[Records excerpted from a collection]
────────────────────────────────────────

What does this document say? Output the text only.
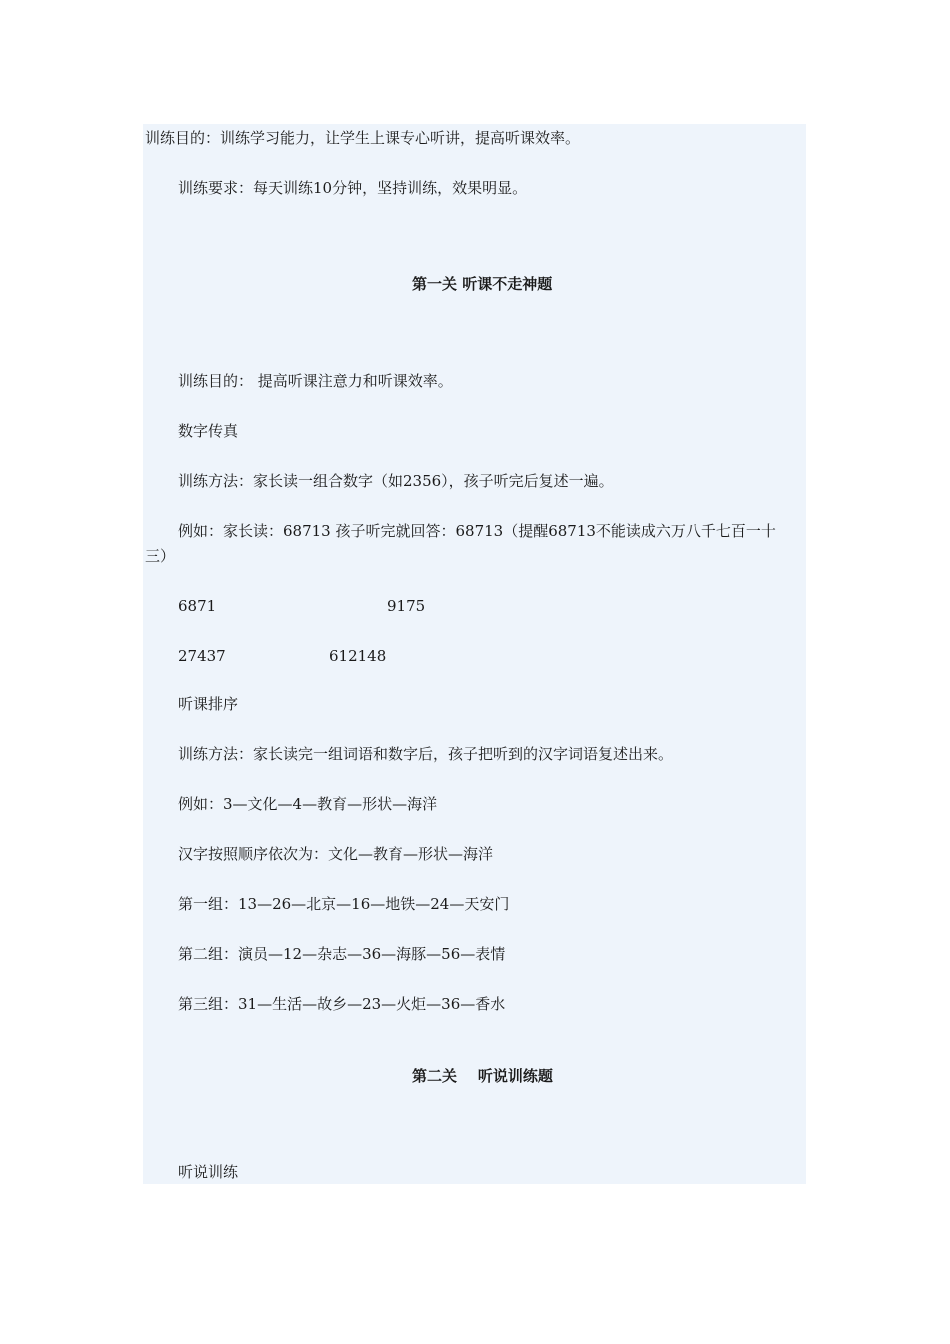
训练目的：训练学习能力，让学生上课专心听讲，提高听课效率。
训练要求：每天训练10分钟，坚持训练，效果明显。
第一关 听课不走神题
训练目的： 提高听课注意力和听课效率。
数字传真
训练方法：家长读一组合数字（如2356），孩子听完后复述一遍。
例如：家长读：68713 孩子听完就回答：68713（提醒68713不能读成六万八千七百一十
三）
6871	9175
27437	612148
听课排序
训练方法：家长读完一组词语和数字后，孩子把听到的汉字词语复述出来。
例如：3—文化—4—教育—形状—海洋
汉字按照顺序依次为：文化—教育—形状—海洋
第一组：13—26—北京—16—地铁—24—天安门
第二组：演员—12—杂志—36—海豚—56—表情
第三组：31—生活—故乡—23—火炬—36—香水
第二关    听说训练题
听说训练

────────────────────────────────────────

#### [PROBLEM TO WORK ON]
Tally the lines of the listing above that include the word "训练目的". Answer with the number alone.

#### [COMPLETE RESPONSE]
2